原文抜粋:
NITSニュース第191号 令和4年6月10日

大学生が振り返る職場体験の意義

日本大学文理学部教育学科 教授 望月由起

コロナウィルス感染症の影響により、職場体験の実施に困難を抱える学校が多いと思います。しかし職場体験の意義を感じる生徒は多く、 「有意義な活動だと思う」中学3年生は90%を超えており(国立教育政策研究所2020)、その意義を後々になって感じるような生徒も多くいます。
今回のコラムでは、望月(2021)でも取り上げた「大学生が自身の職場体験を振り返った記録」の一部を紹介します。


Aさんのケース

私は教師になることが夢だったので、小学校に職場体験に行きました。実際に目にしたり、体験をしたりすることで、その職場について深く知ることができました。学校に慣れていないためか、長時間椅子に座っていられなかったり、授業中にいきなり話し出したりしてしまう子もいて大変でした。しかし実際に体験することで、なりたいという気持ちが強くなりました。

表示資料:
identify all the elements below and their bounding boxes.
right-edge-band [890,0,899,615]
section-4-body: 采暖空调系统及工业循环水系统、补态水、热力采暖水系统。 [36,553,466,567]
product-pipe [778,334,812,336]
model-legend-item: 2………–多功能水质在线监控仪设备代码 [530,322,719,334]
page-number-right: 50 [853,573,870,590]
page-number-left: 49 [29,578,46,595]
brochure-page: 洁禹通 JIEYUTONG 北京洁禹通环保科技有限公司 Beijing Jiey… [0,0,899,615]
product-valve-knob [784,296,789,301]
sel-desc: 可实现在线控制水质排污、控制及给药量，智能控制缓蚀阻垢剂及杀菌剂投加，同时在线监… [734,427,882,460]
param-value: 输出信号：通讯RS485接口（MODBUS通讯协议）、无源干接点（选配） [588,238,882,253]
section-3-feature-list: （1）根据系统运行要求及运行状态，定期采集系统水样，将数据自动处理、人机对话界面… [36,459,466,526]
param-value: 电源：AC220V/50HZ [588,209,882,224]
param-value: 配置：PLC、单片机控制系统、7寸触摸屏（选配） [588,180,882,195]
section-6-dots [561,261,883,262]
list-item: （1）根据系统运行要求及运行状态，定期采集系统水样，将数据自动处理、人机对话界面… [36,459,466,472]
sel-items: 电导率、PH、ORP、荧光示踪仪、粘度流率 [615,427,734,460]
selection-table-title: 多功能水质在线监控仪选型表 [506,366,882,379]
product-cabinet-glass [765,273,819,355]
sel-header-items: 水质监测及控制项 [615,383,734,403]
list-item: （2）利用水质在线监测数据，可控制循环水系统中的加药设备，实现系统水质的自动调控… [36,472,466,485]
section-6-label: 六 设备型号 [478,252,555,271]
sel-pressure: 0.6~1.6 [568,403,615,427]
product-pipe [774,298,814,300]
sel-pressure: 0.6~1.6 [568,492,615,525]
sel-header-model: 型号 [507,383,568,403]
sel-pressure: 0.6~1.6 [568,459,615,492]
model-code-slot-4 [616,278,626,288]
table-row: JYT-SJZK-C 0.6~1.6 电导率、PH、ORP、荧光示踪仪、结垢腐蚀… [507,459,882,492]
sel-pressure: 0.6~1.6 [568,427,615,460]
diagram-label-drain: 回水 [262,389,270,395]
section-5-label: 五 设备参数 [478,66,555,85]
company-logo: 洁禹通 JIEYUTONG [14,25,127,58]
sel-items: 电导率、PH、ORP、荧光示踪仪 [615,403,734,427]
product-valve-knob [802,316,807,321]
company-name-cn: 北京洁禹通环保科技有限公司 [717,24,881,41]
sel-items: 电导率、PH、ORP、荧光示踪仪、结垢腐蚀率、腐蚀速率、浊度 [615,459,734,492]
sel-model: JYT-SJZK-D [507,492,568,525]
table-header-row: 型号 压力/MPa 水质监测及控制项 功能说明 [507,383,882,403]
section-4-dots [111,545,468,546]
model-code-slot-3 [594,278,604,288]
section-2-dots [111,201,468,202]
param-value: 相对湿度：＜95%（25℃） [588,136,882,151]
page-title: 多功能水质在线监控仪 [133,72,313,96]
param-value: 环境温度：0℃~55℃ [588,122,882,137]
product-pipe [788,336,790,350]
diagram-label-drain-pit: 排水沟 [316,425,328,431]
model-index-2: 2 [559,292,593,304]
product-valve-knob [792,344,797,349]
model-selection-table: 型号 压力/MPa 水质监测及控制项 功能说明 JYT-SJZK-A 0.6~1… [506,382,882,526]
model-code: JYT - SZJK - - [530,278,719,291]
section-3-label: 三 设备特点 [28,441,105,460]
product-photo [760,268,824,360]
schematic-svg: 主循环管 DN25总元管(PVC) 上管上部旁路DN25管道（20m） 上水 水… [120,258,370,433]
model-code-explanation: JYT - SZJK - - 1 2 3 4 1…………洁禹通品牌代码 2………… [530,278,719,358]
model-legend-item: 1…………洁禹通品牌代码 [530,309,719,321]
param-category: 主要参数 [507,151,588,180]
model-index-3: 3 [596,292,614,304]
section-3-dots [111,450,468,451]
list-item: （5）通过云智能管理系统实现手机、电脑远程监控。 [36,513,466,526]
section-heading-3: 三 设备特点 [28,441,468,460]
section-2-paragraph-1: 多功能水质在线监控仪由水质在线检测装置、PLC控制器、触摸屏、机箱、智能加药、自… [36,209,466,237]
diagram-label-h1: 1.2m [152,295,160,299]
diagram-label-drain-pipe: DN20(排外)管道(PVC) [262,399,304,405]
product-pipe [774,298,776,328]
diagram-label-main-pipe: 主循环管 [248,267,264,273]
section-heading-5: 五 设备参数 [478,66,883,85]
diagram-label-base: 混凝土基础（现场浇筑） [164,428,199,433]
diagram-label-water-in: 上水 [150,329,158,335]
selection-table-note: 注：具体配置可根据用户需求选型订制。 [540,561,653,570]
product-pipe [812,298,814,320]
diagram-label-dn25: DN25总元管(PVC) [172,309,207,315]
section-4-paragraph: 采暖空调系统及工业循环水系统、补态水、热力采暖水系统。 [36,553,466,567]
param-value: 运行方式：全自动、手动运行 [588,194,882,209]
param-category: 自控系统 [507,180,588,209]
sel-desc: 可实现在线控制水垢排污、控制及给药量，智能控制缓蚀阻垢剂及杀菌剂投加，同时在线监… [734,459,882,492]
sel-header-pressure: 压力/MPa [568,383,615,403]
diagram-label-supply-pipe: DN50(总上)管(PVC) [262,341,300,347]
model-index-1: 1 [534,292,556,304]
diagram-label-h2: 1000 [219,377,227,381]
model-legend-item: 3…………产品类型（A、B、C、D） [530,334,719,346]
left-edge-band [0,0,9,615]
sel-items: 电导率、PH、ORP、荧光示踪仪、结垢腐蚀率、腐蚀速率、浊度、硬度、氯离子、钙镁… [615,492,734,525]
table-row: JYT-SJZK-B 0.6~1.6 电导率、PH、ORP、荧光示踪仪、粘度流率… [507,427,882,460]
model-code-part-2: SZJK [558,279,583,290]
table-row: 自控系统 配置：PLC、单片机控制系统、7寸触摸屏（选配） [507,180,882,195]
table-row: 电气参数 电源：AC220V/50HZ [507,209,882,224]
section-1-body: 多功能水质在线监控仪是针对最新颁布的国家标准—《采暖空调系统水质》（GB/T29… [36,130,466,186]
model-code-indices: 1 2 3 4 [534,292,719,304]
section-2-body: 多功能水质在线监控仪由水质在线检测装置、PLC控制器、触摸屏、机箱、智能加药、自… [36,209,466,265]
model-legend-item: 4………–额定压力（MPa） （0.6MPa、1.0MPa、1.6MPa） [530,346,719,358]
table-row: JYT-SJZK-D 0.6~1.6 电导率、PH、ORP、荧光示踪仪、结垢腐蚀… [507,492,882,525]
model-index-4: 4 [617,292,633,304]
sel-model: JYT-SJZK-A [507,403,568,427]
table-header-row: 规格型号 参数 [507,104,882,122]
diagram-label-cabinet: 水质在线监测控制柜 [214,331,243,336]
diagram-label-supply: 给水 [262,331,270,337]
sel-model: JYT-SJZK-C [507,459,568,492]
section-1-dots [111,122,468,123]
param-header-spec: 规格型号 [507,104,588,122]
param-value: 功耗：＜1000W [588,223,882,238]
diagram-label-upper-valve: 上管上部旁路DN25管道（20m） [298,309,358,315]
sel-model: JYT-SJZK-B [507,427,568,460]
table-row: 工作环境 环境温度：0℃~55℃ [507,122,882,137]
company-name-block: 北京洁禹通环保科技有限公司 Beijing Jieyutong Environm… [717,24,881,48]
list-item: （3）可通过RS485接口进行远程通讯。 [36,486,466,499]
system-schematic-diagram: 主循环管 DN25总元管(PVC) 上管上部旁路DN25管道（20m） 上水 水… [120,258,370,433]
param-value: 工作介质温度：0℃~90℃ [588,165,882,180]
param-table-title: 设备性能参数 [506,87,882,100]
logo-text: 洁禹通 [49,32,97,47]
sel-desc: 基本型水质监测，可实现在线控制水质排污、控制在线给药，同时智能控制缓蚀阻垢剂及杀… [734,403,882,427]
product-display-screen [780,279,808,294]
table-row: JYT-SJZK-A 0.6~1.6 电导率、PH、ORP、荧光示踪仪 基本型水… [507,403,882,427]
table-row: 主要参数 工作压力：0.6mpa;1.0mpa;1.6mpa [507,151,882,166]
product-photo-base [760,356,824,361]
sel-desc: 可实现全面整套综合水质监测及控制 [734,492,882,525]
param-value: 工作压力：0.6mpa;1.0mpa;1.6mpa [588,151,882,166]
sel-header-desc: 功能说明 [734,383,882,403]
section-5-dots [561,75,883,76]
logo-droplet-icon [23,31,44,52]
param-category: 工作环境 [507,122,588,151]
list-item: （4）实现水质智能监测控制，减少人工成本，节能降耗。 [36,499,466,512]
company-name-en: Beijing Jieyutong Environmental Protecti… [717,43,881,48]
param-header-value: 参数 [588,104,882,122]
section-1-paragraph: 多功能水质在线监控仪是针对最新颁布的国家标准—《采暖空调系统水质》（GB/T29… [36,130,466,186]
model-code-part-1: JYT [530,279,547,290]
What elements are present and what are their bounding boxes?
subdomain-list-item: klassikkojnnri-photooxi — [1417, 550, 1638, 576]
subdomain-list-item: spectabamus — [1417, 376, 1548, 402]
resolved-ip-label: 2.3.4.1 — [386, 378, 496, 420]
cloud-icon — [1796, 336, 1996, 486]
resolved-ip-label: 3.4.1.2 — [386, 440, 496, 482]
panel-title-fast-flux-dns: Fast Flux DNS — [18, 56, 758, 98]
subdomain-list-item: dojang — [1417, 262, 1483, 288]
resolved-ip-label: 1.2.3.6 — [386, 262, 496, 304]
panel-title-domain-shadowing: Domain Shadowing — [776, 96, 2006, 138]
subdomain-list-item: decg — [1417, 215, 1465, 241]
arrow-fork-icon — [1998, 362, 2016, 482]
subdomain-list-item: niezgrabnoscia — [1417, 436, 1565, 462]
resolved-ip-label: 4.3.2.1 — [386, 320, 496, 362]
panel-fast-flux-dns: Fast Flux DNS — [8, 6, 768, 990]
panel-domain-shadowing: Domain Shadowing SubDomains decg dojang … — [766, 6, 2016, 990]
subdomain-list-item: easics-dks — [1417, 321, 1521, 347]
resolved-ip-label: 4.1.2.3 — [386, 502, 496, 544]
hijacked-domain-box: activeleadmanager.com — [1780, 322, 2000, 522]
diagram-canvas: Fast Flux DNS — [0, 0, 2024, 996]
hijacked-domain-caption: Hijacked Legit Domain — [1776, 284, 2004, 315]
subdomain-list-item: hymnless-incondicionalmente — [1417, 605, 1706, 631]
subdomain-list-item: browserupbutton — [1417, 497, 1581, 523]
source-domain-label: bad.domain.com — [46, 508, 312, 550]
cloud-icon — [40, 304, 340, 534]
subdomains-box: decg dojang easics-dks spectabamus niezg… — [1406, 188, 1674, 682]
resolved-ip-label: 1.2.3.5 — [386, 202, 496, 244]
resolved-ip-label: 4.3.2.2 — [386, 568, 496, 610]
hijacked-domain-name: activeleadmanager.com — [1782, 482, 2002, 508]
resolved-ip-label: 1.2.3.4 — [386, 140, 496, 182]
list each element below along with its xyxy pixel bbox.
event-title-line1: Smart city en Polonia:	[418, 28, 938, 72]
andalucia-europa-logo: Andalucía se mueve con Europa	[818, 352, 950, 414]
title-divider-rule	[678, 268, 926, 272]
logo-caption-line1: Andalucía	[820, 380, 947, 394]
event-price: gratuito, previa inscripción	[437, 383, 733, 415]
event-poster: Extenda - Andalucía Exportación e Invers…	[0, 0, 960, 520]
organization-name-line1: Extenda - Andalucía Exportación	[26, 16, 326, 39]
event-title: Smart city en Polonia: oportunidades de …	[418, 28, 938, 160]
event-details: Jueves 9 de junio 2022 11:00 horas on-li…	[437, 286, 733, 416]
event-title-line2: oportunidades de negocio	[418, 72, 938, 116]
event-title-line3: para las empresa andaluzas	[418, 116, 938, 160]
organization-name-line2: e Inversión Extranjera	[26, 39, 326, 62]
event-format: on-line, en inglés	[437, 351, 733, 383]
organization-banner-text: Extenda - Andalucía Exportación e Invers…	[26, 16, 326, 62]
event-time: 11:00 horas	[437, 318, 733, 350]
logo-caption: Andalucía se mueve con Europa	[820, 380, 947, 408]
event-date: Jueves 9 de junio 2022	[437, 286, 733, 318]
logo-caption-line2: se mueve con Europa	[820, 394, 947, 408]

課題内容: 職場体験の意義を扱ったコラムから、「大学生が振り返る職場体験の意義」で始まり「じるような生徒も多くいます。」まで続く部分を、一字一句変えずに書き出してください。

記述回答:
大学生が振り返る職場体験の意義

日本大学文理学部教育学科 教授 望月由起

コロナウィルス感染症の影響により、職場体験の実施に困難を抱える学校が多いと思います。しかし職場体験の意義を感じる生徒は多く、 「有意義な活動だと思う」中学3年生は90%を超えており(国立教育政策研究所2020)、その意義を後々になって感じるような生徒も多くいます。